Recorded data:
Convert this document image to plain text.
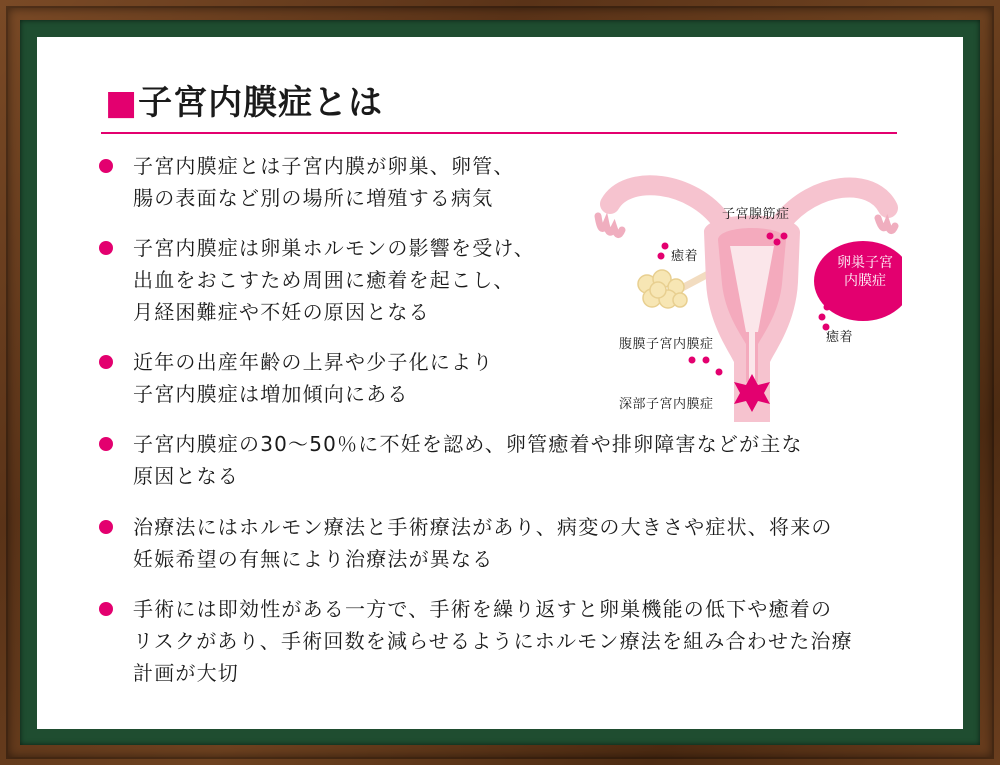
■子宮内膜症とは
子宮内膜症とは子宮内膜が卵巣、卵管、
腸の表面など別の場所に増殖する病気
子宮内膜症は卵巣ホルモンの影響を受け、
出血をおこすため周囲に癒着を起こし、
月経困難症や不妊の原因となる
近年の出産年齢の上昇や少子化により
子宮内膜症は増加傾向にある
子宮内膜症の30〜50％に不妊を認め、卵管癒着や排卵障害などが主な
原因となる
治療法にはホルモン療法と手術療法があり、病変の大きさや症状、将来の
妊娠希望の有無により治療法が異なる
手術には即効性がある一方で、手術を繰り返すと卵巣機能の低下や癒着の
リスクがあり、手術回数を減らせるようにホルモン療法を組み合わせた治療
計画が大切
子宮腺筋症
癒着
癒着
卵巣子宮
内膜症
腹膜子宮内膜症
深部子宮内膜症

AIM
With the pictures left out, transcribe the material exactly.

OUTPUT OF THE EXERCISE
Convert this document image to plain text.
■子宮内膜症とは
子宮内膜症とは子宮内膜が卵巣、卵管、
腸の表面など別の場所に増殖する病気
子宮内膜症は卵巣ホルモンの影響を受け、
出血をおこすため周囲に癒着を起こし、
月経困難症や不妊の原因となる
近年の出産年齢の上昇や少子化により
子宮内膜症は増加傾向にある
子宮内膜症の30〜50％に不妊を認め、卵管癒着や排卵障害などが主な
原因となる
治療法にはホルモン療法と手術療法があり、病変の大きさや症状、将来の
妊娠希望の有無により治療法が異なる
手術には即効性がある一方で、手術を繰り返すと卵巣機能の低下や癒着の
リスクがあり、手術回数を減らせるようにホルモン療法を組み合わせた治療
計画が大切
子宮腺筋症
癒着
癒着
卵巣子宮
内膜症
腹膜子宮内膜症
深部子宮内膜症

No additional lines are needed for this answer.